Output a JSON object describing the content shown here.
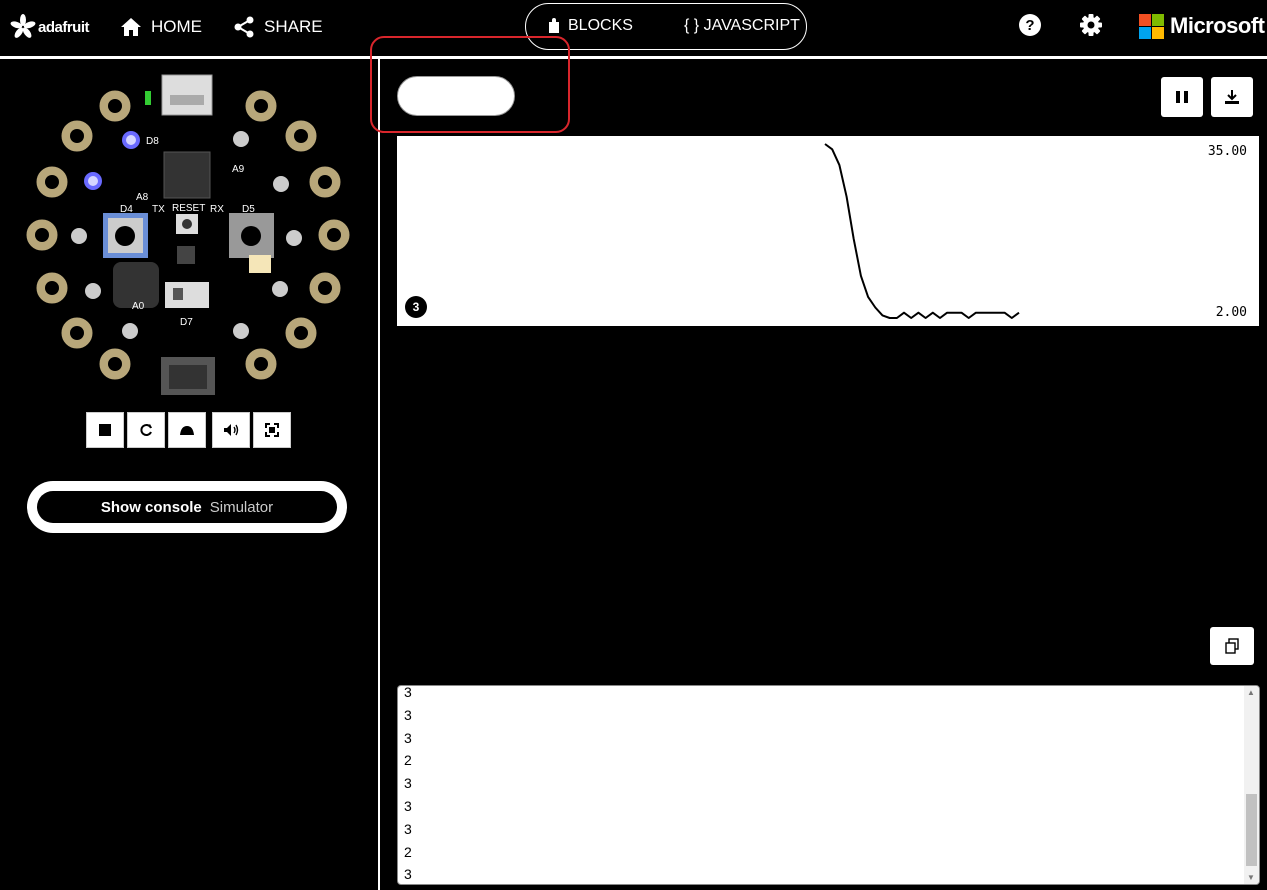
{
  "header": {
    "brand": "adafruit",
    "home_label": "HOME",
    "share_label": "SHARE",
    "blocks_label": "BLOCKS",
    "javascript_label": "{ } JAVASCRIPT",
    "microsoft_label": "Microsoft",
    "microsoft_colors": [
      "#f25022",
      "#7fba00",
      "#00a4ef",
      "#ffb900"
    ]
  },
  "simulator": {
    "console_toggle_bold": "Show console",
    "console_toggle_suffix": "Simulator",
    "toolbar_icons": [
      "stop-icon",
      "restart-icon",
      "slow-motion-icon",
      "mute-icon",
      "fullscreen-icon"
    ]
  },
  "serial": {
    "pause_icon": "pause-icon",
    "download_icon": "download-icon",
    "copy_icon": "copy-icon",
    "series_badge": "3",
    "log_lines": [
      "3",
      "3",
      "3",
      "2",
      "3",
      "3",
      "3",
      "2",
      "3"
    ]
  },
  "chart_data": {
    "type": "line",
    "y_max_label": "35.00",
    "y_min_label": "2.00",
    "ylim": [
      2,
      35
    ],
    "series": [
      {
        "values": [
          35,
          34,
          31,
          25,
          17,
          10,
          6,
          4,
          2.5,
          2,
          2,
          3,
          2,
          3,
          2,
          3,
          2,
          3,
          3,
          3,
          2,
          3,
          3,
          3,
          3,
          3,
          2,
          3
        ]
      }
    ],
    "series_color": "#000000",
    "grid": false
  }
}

### Required task
Copy out all the entries exactly. Images stay out of the copy.

### Final answer
Output a JSON object describing the content shown here.
{
  "header": {
    "brand": "adafruit",
    "home_label": "HOME",
    "share_label": "SHARE",
    "blocks_label": "BLOCKS",
    "javascript_label": "{ } JAVASCRIPT",
    "microsoft_label": "Microsoft",
    "microsoft_colors": [
      "#f25022",
      "#7fba00",
      "#00a4ef",
      "#ffb900"
    ]
  },
  "simulator": {
    "console_toggle_bold": "Show console",
    "console_toggle_suffix": "Simulator",
    "toolbar_icons": [
      "stop-icon",
      "restart-icon",
      "slow-motion-icon",
      "mute-icon",
      "fullscreen-icon"
    ]
  },
  "serial": {
    "pause_icon": "pause-icon",
    "download_icon": "download-icon",
    "copy_icon": "copy-icon",
    "series_badge": "3",
    "log_lines": [
      "3",
      "3",
      "3",
      "2",
      "3",
      "3",
      "3",
      "2",
      "3"
    ]
  },
  "chart_data": {
    "type": "line",
    "y_max_label": "35.00",
    "y_min_label": "2.00",
    "ylim": [
      2,
      35
    ],
    "series": [
      {
        "values": [
          35,
          34,
          31,
          25,
          17,
          10,
          6,
          4,
          2.5,
          2,
          2,
          3,
          2,
          3,
          2,
          3,
          2,
          3,
          3,
          3,
          2,
          3,
          3,
          3,
          3,
          3,
          2,
          3
        ]
      }
    ],
    "series_color": "#000000",
    "grid": false
  }
}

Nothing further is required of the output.